WHAT TO PRODUCE
Please continue the commentary on Rachel's wedding from the point where it stops.

Thanks Tilden for filling me in on what happened after the Rachel "in the bushes" melt down.
Thanks Tilden for filling me in on what happened after the Rachel "in the bushes" melt down.
The cure for boredom is curiosity. There is no cure for curiosity. Dorothy Parker, (attributed)
I forgot to mention that Rachel had originally thought of getting married at the North Pole, so she could have the aurora borealis as background lighting. She also whined incessantly, including the day of her wedding, about a particular wedding, though I've forgotten the name of the place, which everyone, including David, had repeatedly told her did not host weddings. She just kept saying that rules were meant to be broken and that somehow, some way, she could get married there, even though no one else had ever managed it. Rachel clearly thinks she's this enormous star, but as David said at the end of the show, with a whole lot of doubt in his voice, "She's a star...maybe not the brightest shining star...but a star." He might as well have added the subtext everyone was thinking: "though mostly just in her own mind."
The looks on the faces of the guests when Brenchel did their endless, uncoordinated joke of a first dance were also quite amusing. It's like they couldn't quite believe what they were seeing and didn't know exactly where to look--especially when Rachel was flipping about showing off the sequined granny panties under her baby doll dress. I'm sure Bopper was thinking, "And they think we're ignorant hillbillies? Heck, we know better than to show our shiny drawers at a wedding reception. We wouldn't even wear shiny drawers in the first place!"

MATERIAL PROVIDED

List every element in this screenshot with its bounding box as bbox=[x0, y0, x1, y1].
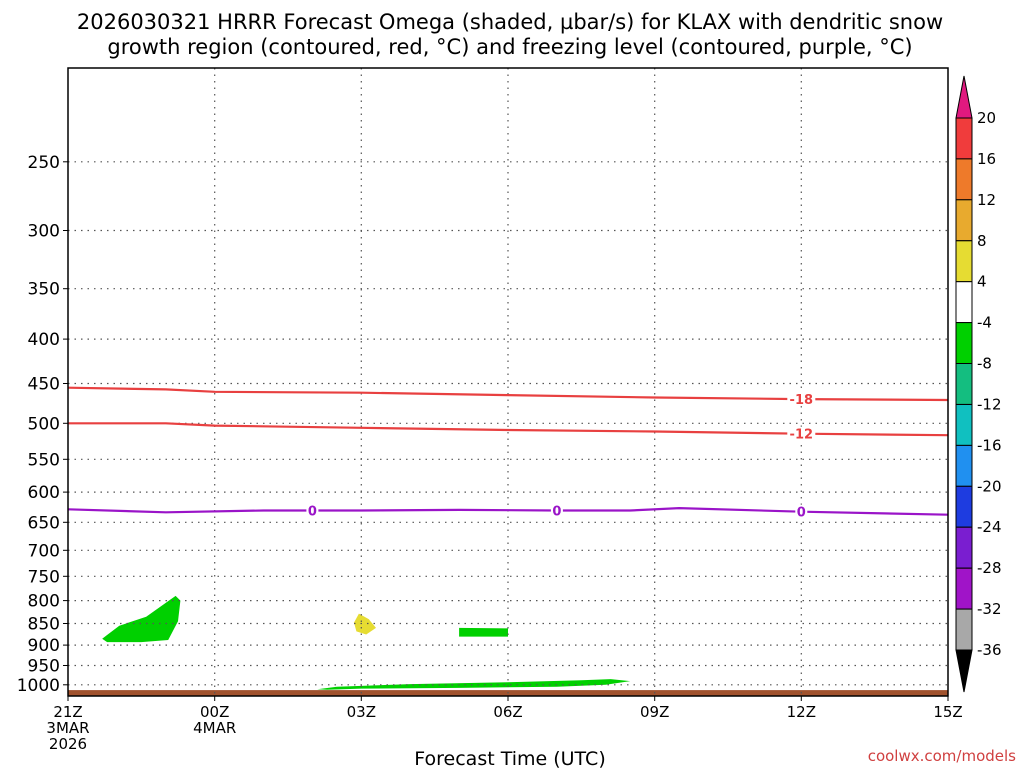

TASK OUTPUT
No one would, Bopper. No one would. No one except Rachel.
The Observatory at Griffith Park. She wanted stars, stars, stars.
The cure for boredom is curiosity. There is no cure for curiosity. Dorothy Parker, (attributed)
Hello again friends,
I watched Rachel's wedding on TV Sunday and I was so upset with her. I just shook my head in utter disgust. How she had the audacity to treat David that way when she was sure to get a wedding better than she deserved anyway. I'd been following her on Facebook, but I emailed her a message at how childish she acted and then blocked her. Honestly, I hope never to see or hear her name again. Sadly, she'll probably make an appearance on next year's big brother which begins in T minus 6 1/2 months. Brendon actually came off as having common sense(except for wanting to marry Rachel). Her mother and sister. . . there are no words for how selfish those two are. Rachel came by it honestly.
Yeah, but Brendon went along with that stupid dance, which would have embarrassed anyone with a lick of common sense. I think he just looks sensible in comparison to Rachel, but then so would a kumquat.
Ok I had taped it and finally just watched this train wreck .... omg, this had to have been one huge joke????
Rachel is out of control and a complete idiot. As I watched I just could not believe this was for real. She is a jerk. So loud, yelling out most of the time. My ears hurt.
KAREN
The sad thing about this to me is that Rachel clearly thinks the rest of her life should be spent on a reality show and is constantly working to make the next show. In addition to this, she was also on Beverly Holls Brides looking for a wedding dress. With the dance she and Brendan did it seemed like she was trying to convince the Dancing With the Stars producers she should be on that show. I'm sure when she and Brendan redo a house she will be pitching HGTV, and will expect TLC to cover the birth of their first baby.
Oh, they've already been on HGTV. They were one of the potential buyers a short lived series about LA real estate brokers profiled. They didn't take the house that was found for them, but did purchase a condo not shown on the show.
The cure for boredom is curiosity. There is no cure for curiosity. Dorothy Parker, (attributed)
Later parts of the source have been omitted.